Start of RECORDED DATA

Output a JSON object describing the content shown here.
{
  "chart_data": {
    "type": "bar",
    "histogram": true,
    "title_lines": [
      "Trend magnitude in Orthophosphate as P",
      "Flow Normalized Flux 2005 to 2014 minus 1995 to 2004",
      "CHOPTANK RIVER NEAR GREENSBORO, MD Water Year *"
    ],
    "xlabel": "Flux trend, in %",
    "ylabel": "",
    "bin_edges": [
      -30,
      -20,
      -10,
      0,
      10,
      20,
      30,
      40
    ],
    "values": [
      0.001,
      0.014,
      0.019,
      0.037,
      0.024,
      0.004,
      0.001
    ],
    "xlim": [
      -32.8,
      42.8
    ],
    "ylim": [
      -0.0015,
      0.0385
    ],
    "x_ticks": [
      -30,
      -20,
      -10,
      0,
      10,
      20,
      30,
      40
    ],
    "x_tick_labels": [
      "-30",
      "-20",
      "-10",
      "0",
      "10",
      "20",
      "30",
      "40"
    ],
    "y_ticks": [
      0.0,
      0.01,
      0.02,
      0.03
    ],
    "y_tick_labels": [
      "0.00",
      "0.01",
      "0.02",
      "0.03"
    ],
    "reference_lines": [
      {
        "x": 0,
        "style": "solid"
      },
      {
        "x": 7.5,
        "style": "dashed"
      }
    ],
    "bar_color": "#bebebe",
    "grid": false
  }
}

End of RECORDED DATA
Start of RECORDED DATA

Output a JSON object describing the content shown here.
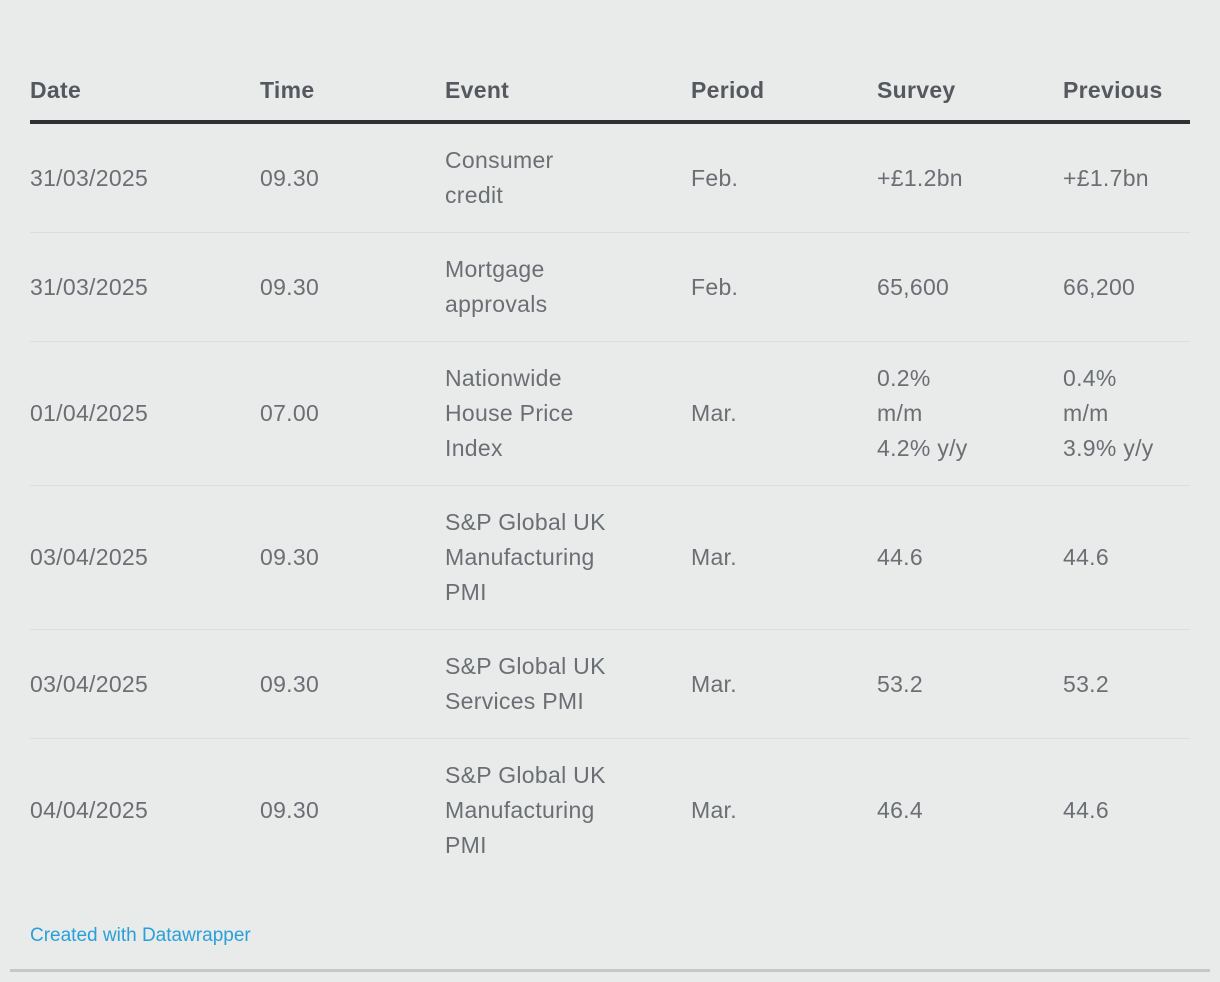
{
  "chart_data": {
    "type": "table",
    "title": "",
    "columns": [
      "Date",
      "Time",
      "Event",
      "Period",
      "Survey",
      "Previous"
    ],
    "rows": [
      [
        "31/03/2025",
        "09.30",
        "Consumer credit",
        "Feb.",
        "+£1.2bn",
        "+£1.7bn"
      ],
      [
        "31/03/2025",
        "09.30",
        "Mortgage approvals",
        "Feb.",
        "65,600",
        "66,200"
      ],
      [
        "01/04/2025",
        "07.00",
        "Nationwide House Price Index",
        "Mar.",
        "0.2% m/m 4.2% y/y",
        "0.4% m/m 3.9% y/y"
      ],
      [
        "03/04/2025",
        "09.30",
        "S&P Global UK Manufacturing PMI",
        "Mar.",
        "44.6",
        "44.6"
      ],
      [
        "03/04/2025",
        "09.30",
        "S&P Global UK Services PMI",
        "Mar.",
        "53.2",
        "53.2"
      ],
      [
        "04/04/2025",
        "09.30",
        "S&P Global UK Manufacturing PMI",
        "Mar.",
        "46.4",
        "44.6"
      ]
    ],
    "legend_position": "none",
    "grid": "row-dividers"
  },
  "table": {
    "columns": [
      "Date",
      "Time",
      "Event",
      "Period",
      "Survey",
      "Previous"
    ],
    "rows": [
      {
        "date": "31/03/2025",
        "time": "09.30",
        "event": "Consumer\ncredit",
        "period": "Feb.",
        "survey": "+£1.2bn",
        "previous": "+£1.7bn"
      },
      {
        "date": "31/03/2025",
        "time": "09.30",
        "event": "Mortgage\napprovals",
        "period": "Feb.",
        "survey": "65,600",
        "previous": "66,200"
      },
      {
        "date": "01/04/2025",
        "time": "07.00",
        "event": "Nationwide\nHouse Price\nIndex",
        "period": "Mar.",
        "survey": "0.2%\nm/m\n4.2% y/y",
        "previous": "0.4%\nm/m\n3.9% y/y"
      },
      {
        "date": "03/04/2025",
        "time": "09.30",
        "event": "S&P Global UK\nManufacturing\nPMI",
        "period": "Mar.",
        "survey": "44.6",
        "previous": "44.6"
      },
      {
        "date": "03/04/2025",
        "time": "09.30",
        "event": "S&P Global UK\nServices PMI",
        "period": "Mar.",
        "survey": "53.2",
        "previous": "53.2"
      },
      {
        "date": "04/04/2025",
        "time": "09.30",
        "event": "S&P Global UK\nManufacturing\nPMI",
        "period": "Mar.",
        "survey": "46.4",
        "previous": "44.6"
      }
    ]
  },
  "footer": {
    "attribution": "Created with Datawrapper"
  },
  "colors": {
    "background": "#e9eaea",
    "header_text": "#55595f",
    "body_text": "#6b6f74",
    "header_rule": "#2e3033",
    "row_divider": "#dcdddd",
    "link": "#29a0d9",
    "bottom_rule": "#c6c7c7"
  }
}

End of RECORDED DATA

◆ **GOAL OF THE EXERCISE**:
Filter out every line that lacks the word "Price", and copy the rest.

◆ **CORRECT RESPONSE**:
        "Nationwide House Price Index",
        "event": "Nationwide\nHouse Price\nIndex",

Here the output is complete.